Extrait du texte:
* * *

La correspondance
sonore
Nadège
Pessognelli pour le Secteur Pratiques sonores et
musicales
Et pourquoi ne pas commencer par
la correspondance sonore ?
J’aime bien cette
expression : « Entrer en pédagogie Freinet » comme on entre
par une porte, c’est une image parlante : quelle(s)
porte(s) ouvrir,
en se laissant suffisamment de temps d’expérimentation
collective pour ne
pas la (les) laisser se refermer ? À l’époque des
précurseurs comme aujourd’hui, correspondre avec des
enfants qu’on ne connait que par ce biais permet
d’apprendre de l’autre, de découvrir un autre milieu, de
mieux connaitre son milieu en le présentant à d’autres, de
partager une culture de la classe.
Le
secteur Pratiques sonores et
musicales a décidé de poursuivre
une correspondance sonore pour explorer le monde sonore, en
maitriser mieux le langage et construire une culture
commune à nos classes. La correspondance sonore existe dans
le mouvement Freinet depuis longtemps. Sa forme a été
variable : des envois parmi d’autres dans le cadre d’une
correspondance « ordinaire », des
échanges spécifiques par
courrier ou courriel, avec un ou plusieurs destinataires,
d’abord sur des bandes, puis des CD et des mp4. Son
fondement est le même que pour les autres types de
correspondance : la nécessité et le plaisir de partager la
vie de la classe, de s’apporter des éléments pour aller
plus loin dans ses pratiques, comme on peut avoir besoin de
recevoir un retour sur un petit livre ou une création
envoyés aux corres’.

* * *

Petit exercice 1:
D'après le texte sur la correspondance sonore, sur quels supports cette correspondance s'est-elle faite au fil du temps ?
Petit exercice 2:
Recopiez, s'il vous plaît, le passage du texte sur la correspondance sonore, de « J’aime bien cette » à « de la classe. ».
Les enregistrements qui suivent ne jouent aucun rôle ici.

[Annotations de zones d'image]
* * *

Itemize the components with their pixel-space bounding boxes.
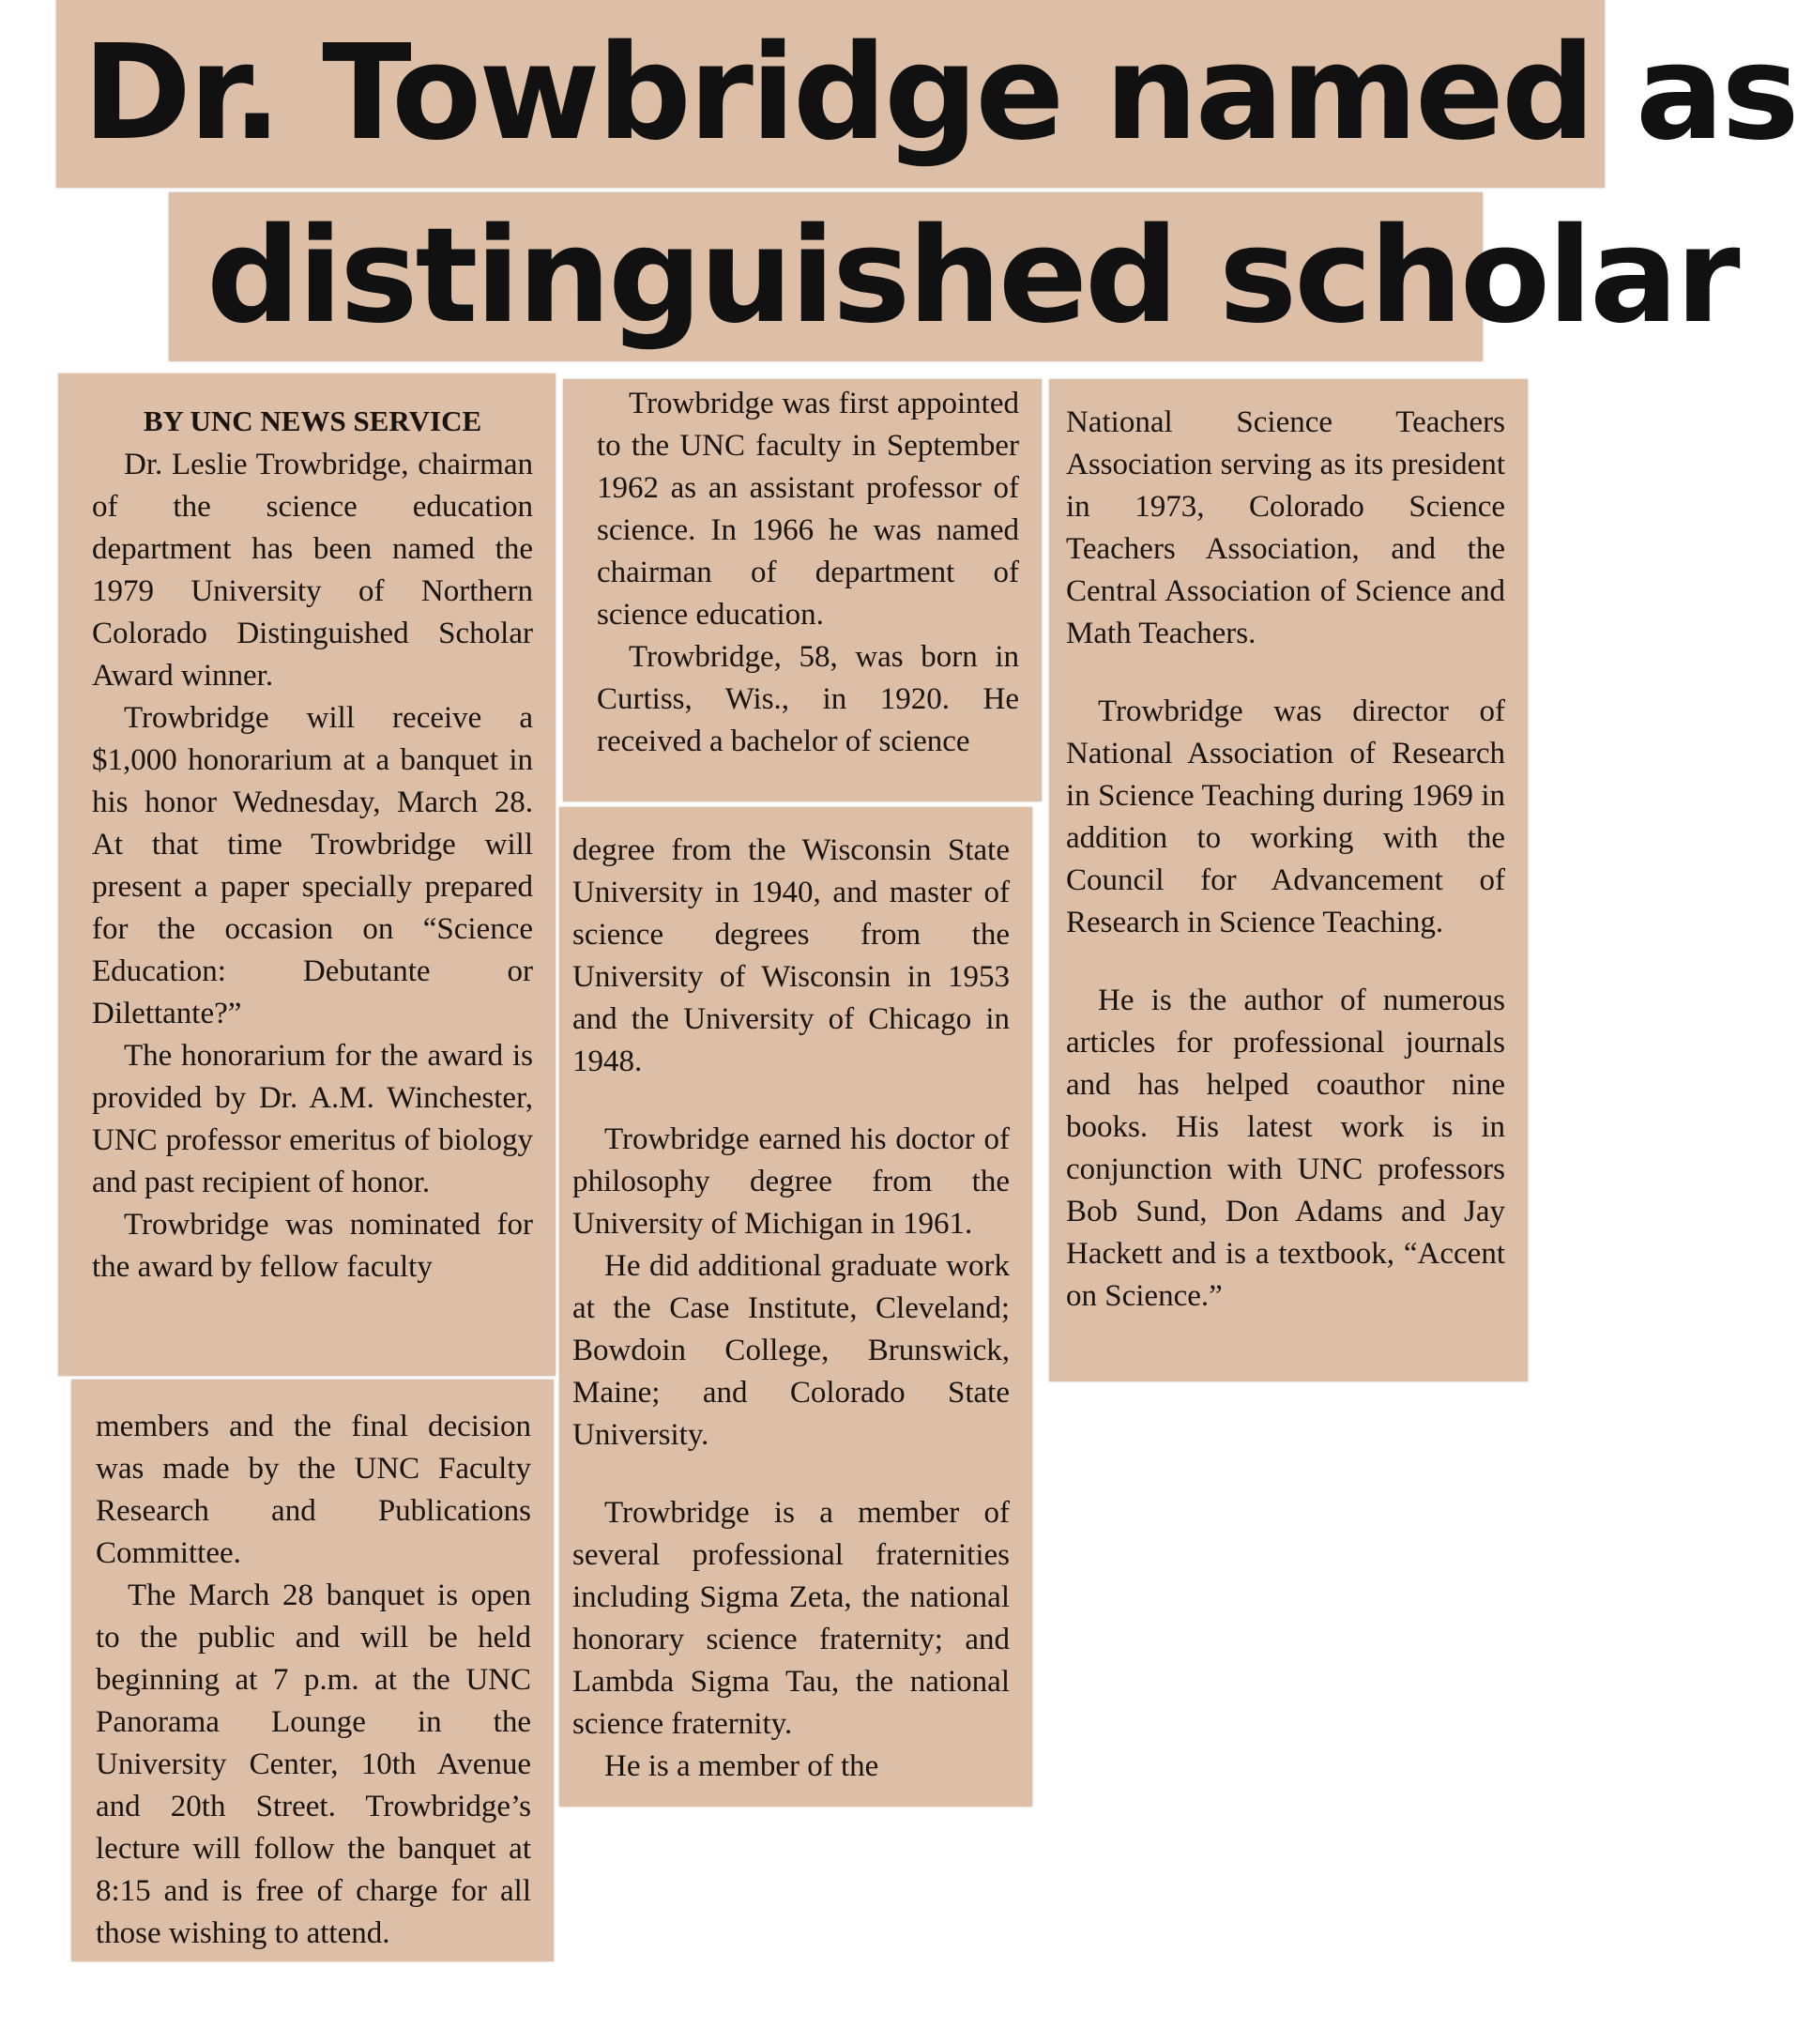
article-column-3 xyxy=(1049,379,1528,1381)
headline-text-1: Dr. Towbridge named as xyxy=(83,17,1797,170)
paragraph: Trowbridge, 58, was born in Curtiss, Wis., in 1920. He received a bachelor of science xyxy=(597,640,1019,758)
paragraph: Trowbridge earned his doctor of philosophy degree from the University of Michigan in 1961. xyxy=(572,1122,1010,1241)
paragraph: Trowbridge was nominated for the award by fellow faculty xyxy=(92,1208,533,1284)
headline-line-1 xyxy=(56,0,1797,188)
paragraph: Trowbridge is a member of several professional fraternities including Sigma Zeta, the national honorary science fraternity; and Lambda Sigma Tau, the national science fraternity. xyxy=(572,1496,1010,1741)
paragraph: Trowbridge will receive a $1,000 honorarium at a banquet in his honor Wednesday, March 28. At that time Trowbridge will present a paper specially prepared for the occasion on “Science Education: Debutante or Dilettante?” xyxy=(92,701,533,1030)
article-column-1-bottom xyxy=(71,1380,554,1961)
headline-line-2 xyxy=(169,192,1738,361)
paragraph: He is a member of the xyxy=(604,1749,879,1783)
article-column-2-bottom xyxy=(559,807,1032,1807)
article-column-2-top xyxy=(563,379,1042,801)
paragraph: He did additional graduate work at the Case Institute, Cleveland; Bowdoin College, Brunswick, Maine; and Colorado State University. xyxy=(572,1249,1010,1452)
paragraph: The March 28 banquet is open to the public and will be held beginning at 7 p.m. at the UNC Panorama Lounge in the University Center, 10th Avenue and 20th Street. Trowbridge’s lecture will follow the banquet at 8:15 and is free of charge for all those wishing to attend. xyxy=(96,1579,531,1950)
paragraph: Trowbridge was director of National Association of Research in Science Teaching during 1969 in addition to working with the Council for Advancement of Research in Science Teaching. xyxy=(1066,694,1505,939)
paragraph: members and the final decision was made by the UNC Faculty Research and Publications Committee. xyxy=(96,1410,531,1570)
paragraph: degree from the Wisconsin State University in 1940, and master of science degrees from the University of Wisconsin in 1953 and the University of Chicago in 1948. xyxy=(572,833,1010,1078)
paragraph: Dr. Leslie Trowbridge, chairman of the science education department has been named the 1979 University of Northern Colorado Distinguished Scholar Award winner. xyxy=(92,448,533,693)
byline: BY UNC NEWS SERVICE xyxy=(143,404,482,437)
paragraph: The honorarium for the award is provided by Dr. A.M. Winchester, UNC professor emeritus of biology and past recipient of honor. xyxy=(92,1039,533,1199)
paragraph: Trowbridge was first appointed to the UNC faculty in September 1962 as an assistant professor of science. In 1966 he was named chairman of department of science education. xyxy=(597,387,1019,632)
paragraph: National Science Teachers Association serving as its president in 1973, Colorado Science Teachers Association, and the Central Association of Science and Math Teachers. xyxy=(1066,405,1505,650)
article-column-1-top xyxy=(58,374,556,1376)
paragraph: He is the author of numerous articles for professional journals and has helped coauthor nine books. His latest work is in conjunction with UNC professors Bob Sund, Don Adams and Jay Hackett and is a textbook, “Accent on Science.” xyxy=(1066,984,1505,1313)
headline-text-2: distinguished scholar xyxy=(206,200,1738,353)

* * *

Bonne réponse 1:
D'abord sur des bandes, puis sur des CD et des mp4.

Bonne réponse 2:
J’aime bien cette
expression : « Entrer en pédagogie Freinet » comme on entre
par une porte, c’est une image parlante : quelle(s)
porte(s) ouvrir,
en se laissant suffisamment de temps d’expérimentation
collective pour ne
pas la (les) laisser se refermer ? À l’époque des
précurseurs comme aujourd’hui, correspondre avec des
enfants qu’on ne connait que par ce biais permet
d’apprendre de l’autre, de découvrir un autre milieu, de
mieux connaitre son milieu en le présentant à d’autres, de
partager une culture de la classe.